Short exercise: Report the count of lines below that include "type", without any other text.

[Figure contents as structured data]
..........
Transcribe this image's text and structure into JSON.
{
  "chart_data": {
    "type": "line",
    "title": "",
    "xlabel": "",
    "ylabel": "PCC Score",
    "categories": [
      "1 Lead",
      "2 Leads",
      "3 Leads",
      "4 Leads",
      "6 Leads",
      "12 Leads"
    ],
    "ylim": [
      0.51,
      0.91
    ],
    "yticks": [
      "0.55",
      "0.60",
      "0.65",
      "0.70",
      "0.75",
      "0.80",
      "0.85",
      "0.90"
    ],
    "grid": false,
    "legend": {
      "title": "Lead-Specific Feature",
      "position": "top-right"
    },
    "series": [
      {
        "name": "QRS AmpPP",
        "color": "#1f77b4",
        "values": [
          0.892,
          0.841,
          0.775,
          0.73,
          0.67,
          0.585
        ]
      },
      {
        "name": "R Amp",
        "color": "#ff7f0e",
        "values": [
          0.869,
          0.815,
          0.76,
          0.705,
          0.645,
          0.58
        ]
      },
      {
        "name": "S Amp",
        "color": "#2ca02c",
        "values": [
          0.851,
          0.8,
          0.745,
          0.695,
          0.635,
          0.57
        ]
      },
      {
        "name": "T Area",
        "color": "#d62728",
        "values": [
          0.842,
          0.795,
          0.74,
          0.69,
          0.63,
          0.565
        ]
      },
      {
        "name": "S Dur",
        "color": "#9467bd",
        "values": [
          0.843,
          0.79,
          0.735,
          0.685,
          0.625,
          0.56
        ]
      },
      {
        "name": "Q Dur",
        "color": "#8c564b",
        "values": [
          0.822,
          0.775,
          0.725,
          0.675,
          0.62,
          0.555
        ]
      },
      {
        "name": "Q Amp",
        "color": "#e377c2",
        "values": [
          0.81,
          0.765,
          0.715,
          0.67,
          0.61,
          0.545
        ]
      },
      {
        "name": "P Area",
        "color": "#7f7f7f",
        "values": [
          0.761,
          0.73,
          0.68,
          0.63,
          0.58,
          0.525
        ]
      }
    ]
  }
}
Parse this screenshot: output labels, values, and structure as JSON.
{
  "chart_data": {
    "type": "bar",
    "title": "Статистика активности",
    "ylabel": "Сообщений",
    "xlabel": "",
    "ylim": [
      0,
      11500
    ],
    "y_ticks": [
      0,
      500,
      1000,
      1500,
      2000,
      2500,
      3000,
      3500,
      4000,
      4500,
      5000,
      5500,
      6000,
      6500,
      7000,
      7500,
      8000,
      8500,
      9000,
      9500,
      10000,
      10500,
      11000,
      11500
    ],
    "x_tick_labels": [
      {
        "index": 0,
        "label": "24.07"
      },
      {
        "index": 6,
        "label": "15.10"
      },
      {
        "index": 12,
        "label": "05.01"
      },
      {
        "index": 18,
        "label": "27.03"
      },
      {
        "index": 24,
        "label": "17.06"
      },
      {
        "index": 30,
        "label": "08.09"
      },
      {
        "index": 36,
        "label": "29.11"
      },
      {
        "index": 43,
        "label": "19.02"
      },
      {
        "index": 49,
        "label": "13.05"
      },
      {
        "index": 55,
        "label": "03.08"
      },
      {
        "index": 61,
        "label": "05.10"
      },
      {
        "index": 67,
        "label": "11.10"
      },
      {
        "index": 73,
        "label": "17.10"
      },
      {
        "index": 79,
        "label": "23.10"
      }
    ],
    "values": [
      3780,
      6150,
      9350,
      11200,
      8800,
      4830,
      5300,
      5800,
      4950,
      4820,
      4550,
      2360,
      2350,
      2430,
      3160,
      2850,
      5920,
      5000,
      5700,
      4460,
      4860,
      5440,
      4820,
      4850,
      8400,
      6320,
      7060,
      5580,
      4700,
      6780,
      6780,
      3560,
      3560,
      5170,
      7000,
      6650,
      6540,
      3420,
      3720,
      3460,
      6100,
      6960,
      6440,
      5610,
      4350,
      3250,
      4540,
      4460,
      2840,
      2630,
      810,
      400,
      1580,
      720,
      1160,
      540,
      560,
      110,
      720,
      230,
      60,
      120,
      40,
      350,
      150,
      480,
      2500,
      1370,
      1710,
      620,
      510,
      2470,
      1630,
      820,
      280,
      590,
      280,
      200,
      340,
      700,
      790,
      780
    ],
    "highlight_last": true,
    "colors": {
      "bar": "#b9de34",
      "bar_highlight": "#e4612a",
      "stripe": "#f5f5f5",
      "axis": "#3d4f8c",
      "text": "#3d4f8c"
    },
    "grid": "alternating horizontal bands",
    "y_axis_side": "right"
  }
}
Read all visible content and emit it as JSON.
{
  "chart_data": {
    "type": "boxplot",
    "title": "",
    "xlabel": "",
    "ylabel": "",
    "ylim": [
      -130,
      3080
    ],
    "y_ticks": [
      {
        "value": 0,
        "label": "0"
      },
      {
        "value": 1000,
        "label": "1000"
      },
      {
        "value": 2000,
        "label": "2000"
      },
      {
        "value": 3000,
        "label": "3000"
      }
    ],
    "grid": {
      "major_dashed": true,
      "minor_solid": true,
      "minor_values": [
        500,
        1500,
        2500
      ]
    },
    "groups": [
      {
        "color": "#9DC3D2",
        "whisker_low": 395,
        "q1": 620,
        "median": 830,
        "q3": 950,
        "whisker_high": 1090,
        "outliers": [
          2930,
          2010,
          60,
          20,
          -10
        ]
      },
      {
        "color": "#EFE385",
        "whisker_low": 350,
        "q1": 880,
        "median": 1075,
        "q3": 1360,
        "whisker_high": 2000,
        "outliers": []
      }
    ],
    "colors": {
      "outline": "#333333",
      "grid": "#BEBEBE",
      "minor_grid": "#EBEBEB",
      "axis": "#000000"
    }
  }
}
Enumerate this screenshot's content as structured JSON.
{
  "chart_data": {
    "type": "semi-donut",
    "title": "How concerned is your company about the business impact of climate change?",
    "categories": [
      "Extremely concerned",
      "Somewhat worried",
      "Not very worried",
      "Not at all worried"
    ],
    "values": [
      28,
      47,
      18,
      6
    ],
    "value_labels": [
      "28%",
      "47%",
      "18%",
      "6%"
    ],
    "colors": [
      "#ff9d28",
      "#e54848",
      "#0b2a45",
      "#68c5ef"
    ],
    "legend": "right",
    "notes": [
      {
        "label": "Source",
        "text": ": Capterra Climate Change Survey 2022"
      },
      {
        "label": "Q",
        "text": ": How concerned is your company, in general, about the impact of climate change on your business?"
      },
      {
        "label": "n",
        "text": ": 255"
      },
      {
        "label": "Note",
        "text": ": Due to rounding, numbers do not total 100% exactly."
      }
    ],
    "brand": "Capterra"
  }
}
..........
Complete response: 4